== INFORMATION SUPPLIED ==

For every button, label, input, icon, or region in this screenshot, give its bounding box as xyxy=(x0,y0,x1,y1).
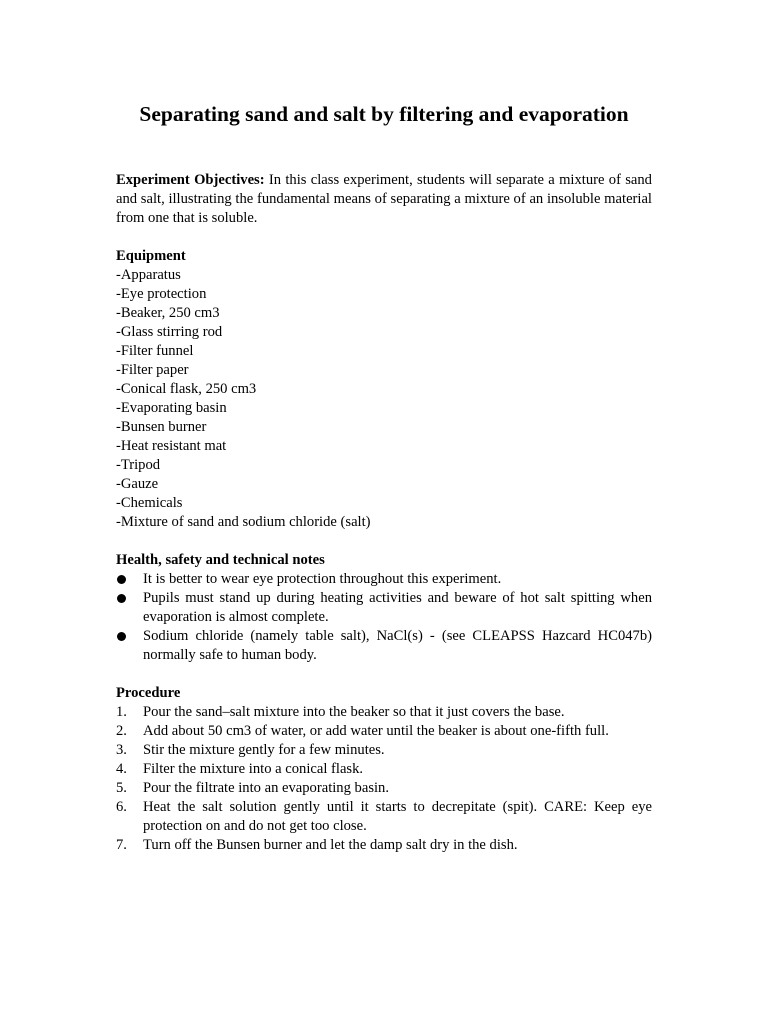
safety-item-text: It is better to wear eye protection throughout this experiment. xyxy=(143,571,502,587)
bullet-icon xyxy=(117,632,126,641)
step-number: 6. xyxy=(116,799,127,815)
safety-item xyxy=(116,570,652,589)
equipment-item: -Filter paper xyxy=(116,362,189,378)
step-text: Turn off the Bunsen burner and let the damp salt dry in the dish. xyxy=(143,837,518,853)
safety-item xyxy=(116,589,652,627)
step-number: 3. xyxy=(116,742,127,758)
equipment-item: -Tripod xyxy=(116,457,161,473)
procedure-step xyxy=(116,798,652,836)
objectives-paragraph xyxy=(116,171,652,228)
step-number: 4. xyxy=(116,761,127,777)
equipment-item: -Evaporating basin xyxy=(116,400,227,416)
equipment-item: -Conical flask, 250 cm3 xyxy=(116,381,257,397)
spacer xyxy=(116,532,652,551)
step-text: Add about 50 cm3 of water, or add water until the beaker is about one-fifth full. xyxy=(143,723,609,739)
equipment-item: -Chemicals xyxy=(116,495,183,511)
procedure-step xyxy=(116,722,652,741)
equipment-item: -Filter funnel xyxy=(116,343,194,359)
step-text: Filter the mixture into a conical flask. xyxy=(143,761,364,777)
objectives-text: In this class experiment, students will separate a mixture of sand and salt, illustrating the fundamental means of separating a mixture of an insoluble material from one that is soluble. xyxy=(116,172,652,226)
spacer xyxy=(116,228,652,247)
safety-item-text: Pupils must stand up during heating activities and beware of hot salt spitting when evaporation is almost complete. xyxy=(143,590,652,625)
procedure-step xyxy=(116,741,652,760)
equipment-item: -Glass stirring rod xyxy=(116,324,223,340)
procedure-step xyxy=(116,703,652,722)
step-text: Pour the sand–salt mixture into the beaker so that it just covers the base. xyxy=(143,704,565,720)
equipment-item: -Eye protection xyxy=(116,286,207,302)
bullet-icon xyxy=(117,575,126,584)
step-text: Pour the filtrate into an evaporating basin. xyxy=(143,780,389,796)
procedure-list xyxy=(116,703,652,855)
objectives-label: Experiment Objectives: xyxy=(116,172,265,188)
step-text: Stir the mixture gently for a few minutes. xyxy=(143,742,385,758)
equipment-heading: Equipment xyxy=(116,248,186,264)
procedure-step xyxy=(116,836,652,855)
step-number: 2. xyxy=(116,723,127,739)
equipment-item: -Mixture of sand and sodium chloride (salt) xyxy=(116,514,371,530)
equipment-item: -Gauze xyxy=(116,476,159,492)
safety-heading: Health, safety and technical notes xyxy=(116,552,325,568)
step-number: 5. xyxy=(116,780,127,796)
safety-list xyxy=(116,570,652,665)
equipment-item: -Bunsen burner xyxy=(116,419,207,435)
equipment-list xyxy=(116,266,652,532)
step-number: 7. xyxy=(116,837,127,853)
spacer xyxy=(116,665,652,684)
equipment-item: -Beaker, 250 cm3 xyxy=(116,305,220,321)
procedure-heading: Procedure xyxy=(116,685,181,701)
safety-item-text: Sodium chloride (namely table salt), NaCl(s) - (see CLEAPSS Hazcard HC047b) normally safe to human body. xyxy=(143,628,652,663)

== WHAT IS BEING ASKED ==
Please write out again, unchanged, everything from the line containing "safety-item-text: It is" down to the line containing "equipment-item: -Filter paper", both of those lines included.

== COMPLETE ANSWER ==
safety-item-text: It is better to wear eye protection throughout this experiment. xyxy=(143,571,502,587)
bullet-icon xyxy=(117,632,126,641)
step-number: 6. xyxy=(116,799,127,815)
safety-item xyxy=(116,570,652,589)
equipment-item: -Filter paper xyxy=(116,362,189,378)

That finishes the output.